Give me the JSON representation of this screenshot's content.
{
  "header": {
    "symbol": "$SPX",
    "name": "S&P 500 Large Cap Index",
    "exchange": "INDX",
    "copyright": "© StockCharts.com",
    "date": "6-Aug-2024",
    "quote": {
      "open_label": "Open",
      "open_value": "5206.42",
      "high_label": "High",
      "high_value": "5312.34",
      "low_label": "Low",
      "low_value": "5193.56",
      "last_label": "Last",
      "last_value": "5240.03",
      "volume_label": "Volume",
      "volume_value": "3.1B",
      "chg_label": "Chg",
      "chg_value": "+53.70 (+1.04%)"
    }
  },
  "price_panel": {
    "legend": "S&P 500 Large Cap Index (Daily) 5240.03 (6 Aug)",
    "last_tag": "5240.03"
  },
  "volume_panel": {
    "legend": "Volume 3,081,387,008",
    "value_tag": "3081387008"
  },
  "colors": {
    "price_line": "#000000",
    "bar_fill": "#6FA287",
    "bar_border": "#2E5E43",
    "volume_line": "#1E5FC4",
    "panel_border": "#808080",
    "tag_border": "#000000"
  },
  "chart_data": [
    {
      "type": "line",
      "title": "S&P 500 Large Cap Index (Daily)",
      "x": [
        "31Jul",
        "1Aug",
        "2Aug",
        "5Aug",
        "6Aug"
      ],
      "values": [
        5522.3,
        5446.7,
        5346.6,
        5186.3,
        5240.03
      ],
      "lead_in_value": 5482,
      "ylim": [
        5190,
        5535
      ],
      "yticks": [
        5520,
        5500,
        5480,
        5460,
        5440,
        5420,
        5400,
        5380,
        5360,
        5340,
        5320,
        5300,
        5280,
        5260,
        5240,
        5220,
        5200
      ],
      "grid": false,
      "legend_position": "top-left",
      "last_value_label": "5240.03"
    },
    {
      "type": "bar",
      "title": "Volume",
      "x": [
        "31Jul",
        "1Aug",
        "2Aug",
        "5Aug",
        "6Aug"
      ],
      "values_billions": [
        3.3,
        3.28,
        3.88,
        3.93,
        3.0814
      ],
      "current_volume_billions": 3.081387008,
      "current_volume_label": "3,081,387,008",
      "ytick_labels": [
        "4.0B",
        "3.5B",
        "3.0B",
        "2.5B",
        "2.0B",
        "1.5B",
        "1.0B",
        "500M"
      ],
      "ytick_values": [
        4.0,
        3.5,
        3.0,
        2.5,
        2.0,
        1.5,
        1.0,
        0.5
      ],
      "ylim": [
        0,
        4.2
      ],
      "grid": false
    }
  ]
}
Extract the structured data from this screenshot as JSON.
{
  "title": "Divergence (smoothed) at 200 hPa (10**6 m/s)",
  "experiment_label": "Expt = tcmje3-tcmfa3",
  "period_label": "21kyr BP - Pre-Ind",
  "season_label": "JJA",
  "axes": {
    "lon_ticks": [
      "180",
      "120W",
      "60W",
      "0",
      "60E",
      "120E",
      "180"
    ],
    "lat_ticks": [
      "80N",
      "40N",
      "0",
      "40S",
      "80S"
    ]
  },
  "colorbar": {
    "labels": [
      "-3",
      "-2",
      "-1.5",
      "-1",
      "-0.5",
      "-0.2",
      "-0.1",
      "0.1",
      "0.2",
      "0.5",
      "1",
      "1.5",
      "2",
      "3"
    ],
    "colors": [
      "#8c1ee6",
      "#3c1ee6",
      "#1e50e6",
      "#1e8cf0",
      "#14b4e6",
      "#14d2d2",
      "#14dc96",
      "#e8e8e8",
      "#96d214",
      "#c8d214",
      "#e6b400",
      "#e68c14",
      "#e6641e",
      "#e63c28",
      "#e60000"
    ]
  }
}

+--

**TASK TO COMPLETE:**
Each record above should be returned exactly as it appears.

**RESULT:**
Give me the JSON representation of this screenshot's content.
{
  "header": {
    "symbol": "$SPX",
    "name": "S&P 500 Large Cap Index",
    "exchange": "INDX",
    "copyright": "© StockCharts.com",
    "date": "6-Aug-2024",
    "quote": {
      "open_label": "Open",
      "open_value": "5206.42",
      "high_label": "High",
      "high_value": "5312.34",
      "low_label": "Low",
      "low_value": "5193.56",
      "last_label": "Last",
      "last_value": "5240.03",
      "volume_label": "Volume",
      "volume_value": "3.1B",
      "chg_label": "Chg",
      "chg_value": "+53.70 (+1.04%)"
    }
  },
  "price_panel": {
    "legend": "S&P 500 Large Cap Index (Daily) 5240.03 (6 Aug)",
    "last_tag": "5240.03"
  },
  "volume_panel": {
    "legend": "Volume 3,081,387,008",
    "value_tag": "3081387008"
  },
  "colors": {
    "price_line": "#000000",
    "bar_fill": "#6FA287",
    "bar_border": "#2E5E43",
    "volume_line": "#1E5FC4",
    "panel_border": "#808080",
    "tag_border": "#000000"
  },
  "chart_data": [
    {
      "type": "line",
      "title": "S&P 500 Large Cap Index (Daily)",
      "x": [
        "31Jul",
        "1Aug",
        "2Aug",
        "5Aug",
        "6Aug"
      ],
      "values": [
        5522.3,
        5446.7,
        5346.6,
        5186.3,
        5240.03
      ],
      "lead_in_value": 5482,
      "ylim": [
        5190,
        5535
      ],
      "yticks": [
        5520,
        5500,
        5480,
        5460,
        5440,
        5420,
        5400,
        5380,
        5360,
        5340,
        5320,
        5300,
        5280,
        5260,
        5240,
        5220,
        5200
      ],
      "grid": false,
      "legend_position": "top-left",
      "last_value_label": "5240.03"
    },
    {
      "type": "bar",
      "title": "Volume",
      "x": [
        "31Jul",
        "1Aug",
        "2Aug",
        "5Aug",
        "6Aug"
      ],
      "values_billions": [
        3.3,
        3.28,
        3.88,
        3.93,
        3.0814
      ],
      "current_volume_billions": 3.081387008,
      "current_volume_label": "3,081,387,008",
      "ytick_labels": [
        "4.0B",
        "3.5B",
        "3.0B",
        "2.5B",
        "2.0B",
        "1.5B",
        "1.0B",
        "500M"
      ],
      "ytick_values": [
        4.0,
        3.5,
        3.0,
        2.5,
        2.0,
        1.5,
        1.0,
        0.5
      ],
      "ylim": [
        0,
        4.2
      ],
      "grid": false
    }
  ]
}
Extract the structured data from this screenshot as JSON.
{
  "title": "Divergence (smoothed) at 200 hPa (10**6 m/s)",
  "experiment_label": "Expt = tcmje3-tcmfa3",
  "period_label": "21kyr BP - Pre-Ind",
  "season_label": "JJA",
  "axes": {
    "lon_ticks": [
      "180",
      "120W",
      "60W",
      "0",
      "60E",
      "120E",
      "180"
    ],
    "lat_ticks": [
      "80N",
      "40N",
      "0",
      "40S",
      "80S"
    ]
  },
  "colorbar": {
    "labels": [
      "-3",
      "-2",
      "-1.5",
      "-1",
      "-0.5",
      "-0.2",
      "-0.1",
      "0.1",
      "0.2",
      "0.5",
      "1",
      "1.5",
      "2",
      "3"
    ],
    "colors": [
      "#8c1ee6",
      "#3c1ee6",
      "#1e50e6",
      "#1e8cf0",
      "#14b4e6",
      "#14d2d2",
      "#14dc96",
      "#e8e8e8",
      "#96d214",
      "#c8d214",
      "#e6b400",
      "#e68c14",
      "#e6641e",
      "#e63c28",
      "#e60000"
    ]
  }
}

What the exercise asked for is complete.